WHAT IS EXPECTED =
Will you extract the entries word for word? Images should not appear in the copy.

PROVIDED ENTRIES =
[START]

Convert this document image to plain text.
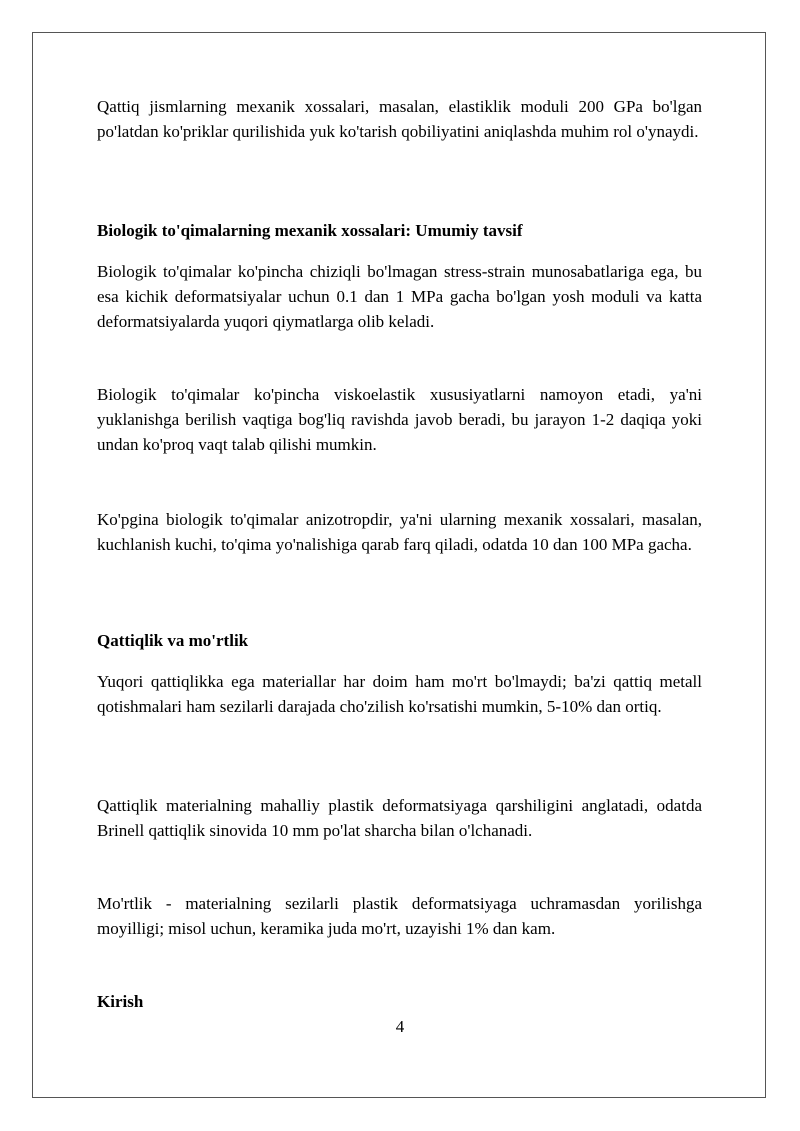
Qattiq jismlarning mexanik xossalari, masalan, elastiklik moduli 200 GPa bo'lgan po'latdan ko'priklar qurilishida yuk ko'tarish qobiliyatini aniqlashda muhim rol o'ynaydi.

Biologik to'qimalarning mexanik xossalari: Umumiy tavsif

Biologik to'qimalar ko'pincha chiziqli bo'lmagan stress-strain munosabatlariga ega, bu esa kichik deformatsiyalar uchun 0.1 dan 1 MPa gacha bo'lgan yosh moduli va katta deformatsiyalarda yuqori qiymatlarga olib keladi.

Biologik to'qimalar ko'pincha viskoelastik xususiyatlarni namoyon etadi, ya'ni yuklanishga berilish vaqtiga bog'liq ravishda javob beradi, bu jarayon 1-2 daqiqa yoki undan ko'proq vaqt talab qilishi mumkin.

Ko'pgina biologik to'qimalar anizotropdir, ya'ni ularning mexanik xossalari, masalan, kuchlanish kuchi, to'qima yo'nalishiga qarab farq qiladi, odatda 10 dan 100 MPa gacha.

Qattiqlik va mo'rtlik

Yuqori qattiqlikka ega materiallar har doim ham mo'rt bo'lmaydi; ba'zi qattiq metall qotishmalari ham sezilarli darajada cho'zilish ko'rsatishi mumkin, 5-10% dan ortiq.

Qattiqlik materialning mahalliy plastik deformatsiyaga qarshiligini anglatadi, odatda Brinell qattiqlik sinovida 10 mm po'lat sharcha bilan o'lchanadi.

Mo'rtlik - materialning sezilarli plastik deformatsiyaga uchramasdan yorilishga moyilligi; misol uchun, keramika juda mo'rt, uzayishi 1% dan kam.

Kirish

4
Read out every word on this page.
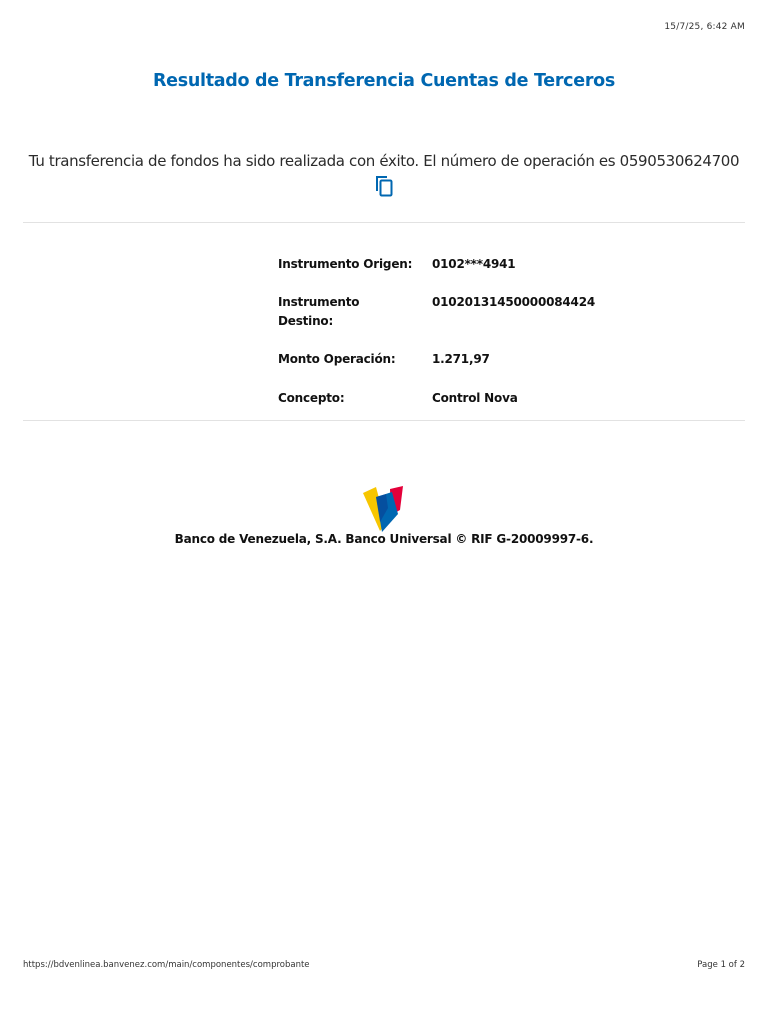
15/7/25, 6:42 AM
Resultado de Transferencia Cuentas de Terceros
Tu transferencia de fondos ha sido realizada con éxito. El número de operación es 0590530624700
Instrumento Origen:	0102***4941
Instrumento
Destino:
01020131450000084424
Monto Operación:	1.271,97
Concepto:	Control Nova
Banco de Venezuela, S.A. Banco Universal © RIF G-20009997-6.
https://bdvenlinea.banvenez.com/main/componentes/comprobante	Page 1 of 2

[END]

THE SOLUTION =
Convert this document image to plain text.
Qattiq jismlarning mexanik xossalari, masalan, elastiklik moduli 200 GPa bo'lgan po'latdan ko'priklar qurilishida yuk ko'tarish qobiliyatini aniqlashda muhim rol o'ynaydi.

Biologik to'qimalarning mexanik xossalari: Umumiy tavsif

Biologik to'qimalar ko'pincha chiziqli bo'lmagan stress-strain munosabatlariga ega, bu esa kichik deformatsiyalar uchun 0.1 dan 1 MPa gacha bo'lgan yosh moduli va katta deformatsiyalarda yuqori qiymatlarga olib keladi.

Biologik to'qimalar ko'pincha viskoelastik xususiyatlarni namoyon etadi, ya'ni yuklanishga berilish vaqtiga bog'liq ravishda javob beradi, bu jarayon 1-2 daqiqa yoki undan ko'proq vaqt talab qilishi mumkin.

Ko'pgina biologik to'qimalar anizotropdir, ya'ni ularning mexanik xossalari, masalan, kuchlanish kuchi, to'qima yo'nalishiga qarab farq qiladi, odatda 10 dan 100 MPa gacha.

Qattiqlik va mo'rtlik

Yuqori qattiqlikka ega materiallar har doim ham mo'rt bo'lmaydi; ba'zi qattiq metall qotishmalari ham sezilarli darajada cho'zilish ko'rsatishi mumkin, 5-10% dan ortiq.

Qattiqlik materialning mahalliy plastik deformatsiyaga qarshiligini anglatadi, odatda Brinell qattiqlik sinovida 10 mm po'lat sharcha bilan o'lchanadi.

Mo'rtlik - materialning sezilarli plastik deformatsiyaga uchramasdan yorilishga moyilligi; misol uchun, keramika juda mo'rt, uzayishi 1% dan kam.

Kirish

4
Read out every word on this page.
15/7/25, 6:42 AM
Resultado de Transferencia Cuentas de Terceros
Tu transferencia de fondos ha sido realizada con éxito. El número de operación es 0590530624700
Instrumento Origen:	0102***4941
Instrumento
Destino:
01020131450000084424
Monto Operación:	1.271,97
Concepto:	Control Nova
Banco de Venezuela, S.A. Banco Universal © RIF G-20009997-6.
https://bdvenlinea.banvenez.com/main/componentes/comprobante	Page 1 of 2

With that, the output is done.